— start of Page excerpt —

So when I found out that the traveling exhibit of Pharaoh Tutankhamun's burial treasures was coming somewhat nearby, I was very excited. I had, after all, spent hours as a teen, attempting to decipher the hieroglyphs on his sarcophagus in order to translate them. The exhibit has been here for a few months, and I was excited to go, even if it meant spending 4 hours in the car.

The Golden Gate Bridge is peeking up in the distance on the right


Driving through San Francisco always makes me claustrophobic. Look at how close the houses are. I know some people don't mind living like that, but I would wither and die. I think I was born in the wrong century. I need the wild.

The exhibit was at the De Young Museum, and to get there, we passed by the Japanese Tea Gardens. Here's a peek at the tranquil beauty of the gardens in spring.

Blossoms!







I've been watching Tom Hanks and Steven Spielberg's miniseries The Pacific every week, about WWII fighting in, you guessed it, the Pacific. I love to think about the fact that during our grandparents' generation, the Japanese were our enemy, yet now we are friends, and California, a state built by many Japanese immigrants, now celebrates its immigrant heritage.

Approaching the museum. The palm trees already reminded me of Egypt.




There was no photography allowed inside the exhibit, which is understandable, and the exhibit was wonderful. It takes about 90 minutes from start to finish, and the artifacts begin in the Amarna Period with Tuja and Yuja, Tut's great-grandparents, including Tuja's resplendent sarcophagus and death mask. The exhibit then moved on to show relics from Akhenaten's time as pharaoh, in which he radically changed the religion from the worship of many gods to the worship of one, the sun. The backlash from Akhenaten's rein was severe, and much of his art and written records were destroyed by the priests. Tut attempted to restore the traditional religion of the region. On display were several gold-gilded treasures found in his tomb, including canopic jars, perfume bottles, and various statues meant to serve and protect the king in the afterlife.

My favorite artifacts, however, were the items that showed signs of wear, indicating that Tut had used them in his life. A square, unadorned jewelery box, for example, pulled me in, and though most passed it by because its was marble and not much to look at compared to all of the gold and stone-encrusted treasures elsewhere, I couldn't walk away. He had touched that box, 3,000 years ago. Perhaps, after a long day, he had chatted with his wife as he took off his jewelery and stored it within before lying down, the breeze blowing through the open window and caressing his skin.

My other favorite artifacts were a scarab bracelet and a headdress that he wore. Both were gorgeous and reflected exquisite craftsmanship. Did he wear that bracelet then put it in the jewelry box? Was it a favorite of his? Was it heavy on his wrist? Did it slide down and bump against his hand? And did the headdress pinch his hair? How did it make him feel to wear it?

— end of Page excerpt —
— start of Records shown —

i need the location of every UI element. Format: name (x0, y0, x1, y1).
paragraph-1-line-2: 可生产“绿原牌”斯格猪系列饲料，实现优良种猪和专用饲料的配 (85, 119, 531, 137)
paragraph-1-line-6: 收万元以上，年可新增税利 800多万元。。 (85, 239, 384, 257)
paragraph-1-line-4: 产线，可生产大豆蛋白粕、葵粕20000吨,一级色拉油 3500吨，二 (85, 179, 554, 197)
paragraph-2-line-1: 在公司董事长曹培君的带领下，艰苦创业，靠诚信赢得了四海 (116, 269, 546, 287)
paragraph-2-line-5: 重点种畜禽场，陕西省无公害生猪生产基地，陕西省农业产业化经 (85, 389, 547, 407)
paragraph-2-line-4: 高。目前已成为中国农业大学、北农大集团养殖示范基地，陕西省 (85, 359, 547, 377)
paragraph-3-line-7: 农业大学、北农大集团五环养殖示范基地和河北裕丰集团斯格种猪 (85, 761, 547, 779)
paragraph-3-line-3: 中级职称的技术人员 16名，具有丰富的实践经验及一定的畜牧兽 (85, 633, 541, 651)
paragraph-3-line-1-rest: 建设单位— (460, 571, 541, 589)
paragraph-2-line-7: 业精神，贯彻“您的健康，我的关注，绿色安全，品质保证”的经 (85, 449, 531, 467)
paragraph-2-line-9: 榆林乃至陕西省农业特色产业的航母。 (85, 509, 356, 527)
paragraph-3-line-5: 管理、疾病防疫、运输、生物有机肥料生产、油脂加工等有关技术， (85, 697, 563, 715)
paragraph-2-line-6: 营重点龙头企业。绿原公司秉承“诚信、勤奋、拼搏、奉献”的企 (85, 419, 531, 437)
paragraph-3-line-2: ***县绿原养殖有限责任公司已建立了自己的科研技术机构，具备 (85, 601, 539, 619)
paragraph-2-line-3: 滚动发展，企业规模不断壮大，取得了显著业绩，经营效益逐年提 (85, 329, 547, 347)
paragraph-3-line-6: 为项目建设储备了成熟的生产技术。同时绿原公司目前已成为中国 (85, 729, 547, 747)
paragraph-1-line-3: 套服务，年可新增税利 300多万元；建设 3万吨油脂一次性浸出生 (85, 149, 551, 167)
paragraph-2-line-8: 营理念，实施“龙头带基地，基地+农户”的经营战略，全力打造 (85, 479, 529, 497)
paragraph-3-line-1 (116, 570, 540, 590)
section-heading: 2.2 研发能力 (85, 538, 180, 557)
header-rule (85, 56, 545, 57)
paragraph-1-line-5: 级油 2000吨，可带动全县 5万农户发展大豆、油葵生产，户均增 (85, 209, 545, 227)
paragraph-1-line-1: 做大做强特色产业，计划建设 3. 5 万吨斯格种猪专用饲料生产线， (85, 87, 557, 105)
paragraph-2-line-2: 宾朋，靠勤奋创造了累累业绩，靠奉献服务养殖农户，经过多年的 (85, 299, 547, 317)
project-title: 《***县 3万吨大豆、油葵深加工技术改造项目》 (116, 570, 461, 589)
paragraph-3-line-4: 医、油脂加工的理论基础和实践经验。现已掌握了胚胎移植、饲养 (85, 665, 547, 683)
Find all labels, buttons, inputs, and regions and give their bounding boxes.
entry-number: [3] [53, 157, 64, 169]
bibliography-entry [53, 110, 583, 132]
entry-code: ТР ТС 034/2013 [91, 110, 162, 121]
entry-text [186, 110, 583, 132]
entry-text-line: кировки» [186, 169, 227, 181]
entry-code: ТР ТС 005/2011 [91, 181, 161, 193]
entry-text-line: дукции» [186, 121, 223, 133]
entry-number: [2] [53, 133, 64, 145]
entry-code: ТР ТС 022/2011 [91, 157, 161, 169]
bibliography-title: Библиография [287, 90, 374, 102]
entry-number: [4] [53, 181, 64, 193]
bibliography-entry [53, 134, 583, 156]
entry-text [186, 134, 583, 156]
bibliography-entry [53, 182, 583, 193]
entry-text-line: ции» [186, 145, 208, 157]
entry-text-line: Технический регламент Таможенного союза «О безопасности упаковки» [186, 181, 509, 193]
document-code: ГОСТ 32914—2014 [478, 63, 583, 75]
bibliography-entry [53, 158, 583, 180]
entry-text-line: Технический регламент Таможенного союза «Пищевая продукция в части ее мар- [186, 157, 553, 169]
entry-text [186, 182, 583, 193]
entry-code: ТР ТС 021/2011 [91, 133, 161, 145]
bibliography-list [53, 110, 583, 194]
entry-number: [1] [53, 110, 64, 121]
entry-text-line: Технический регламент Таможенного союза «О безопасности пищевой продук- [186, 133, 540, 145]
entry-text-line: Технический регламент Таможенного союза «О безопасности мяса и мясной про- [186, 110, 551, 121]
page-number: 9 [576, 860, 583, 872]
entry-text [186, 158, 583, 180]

— end of Records shown —

» **Set problem A**: According to the Tutankhamun exhibit post, how long does it take to go through the exhibit from start to finish?
» **Set problem B**: Carry on writing the Tutankhamun exhibit post, starting after its last sentence.
The entries have no connection to the Tutankhamun exhibit post.

» **Exercise result A**: About 90 minutes.

» **Exercise result B**:
I was saddened to leave the exhibit, knowing that I would, most likely, never again come so close to an historic figure who has captured my imagination for so long. But it was well worth the wait and journey.

On the downside, my fellow museum-goers, while respectful of the dead, were not so respectful of the living. Many people bought devices for an "audio tour" which, as far as I could tell, meant that Omar Sharif narrated everything that the plaques and information on the walls of the exhibit said. That's great if you wanna spend an extra $7. What isn't great is that the people who bought these audio tours (which was probably more than half of the crowd) saw it fit to stand still, listening to the device, while standing right in front of the artifact, blocking the descriptive placards from view of the rest of us who weren't having the same information spat into our ears. Figuring out that you're obstructing everyone else isn't that difficult. Where was the common courtesy?

To be honest, the people acting like moocows wouldn't have been that bad if they were, you know, normal-sized people. Alas, they were large. Very large. I often forget about just how fat many Americans are until I'm thrust among the throngs of the public. When you're that big, no one can see around your girth and if someone thinner tries to slip in close, they get smacked about as the larger people shift and waddle off.

Yes, I'm being cruel in my descriptions of the obese, and I'm sure my current views are tainted by being a fan of the show Jamie Oliver's Food Revolution, but seriously. The museum scheduled the tours so that only a certain amount of people would be in the exhibit at one time so that it wouldn't be too crowded. That's a great idea. But we've gotten to the point where that limited number of people is still too much because the people are, literally, too big.

I know I'm turning into a fattist, but no one has been able to stop me. Please, someone, set me straight if you can. I know and love many people who are overweight, just as I know and love many people who smoke, have drinking problems, etc. Being obese doesn't reflect who you are, but it reflects a huge portion of your mentality and lifestyle. I mean, literally, obese people are putting their choices out there for others to see. So it annoys me when large people snap and snarl and say that you have no right to judge them because you don't know them. They're right to a point -- there is a lot about a fat stranger that we don't know -- but we know one big thing. Pardon the pun.

I'm torn on this. I'm not into shaming or pointing the ugly finger at anyone. And yet obesity has become and epidemic in our country. How ironic is it that the country with the most food doesn't know what to eat? The worst is seeing fat children. Wake up, America. That is not normal. Gabby Sidibe (the star of Precious), while talented and beautiful, is not healthy. Young people who have carried that weight for years can die of obesity-related complications by the age of 30. That is not a scare tactic. That is science.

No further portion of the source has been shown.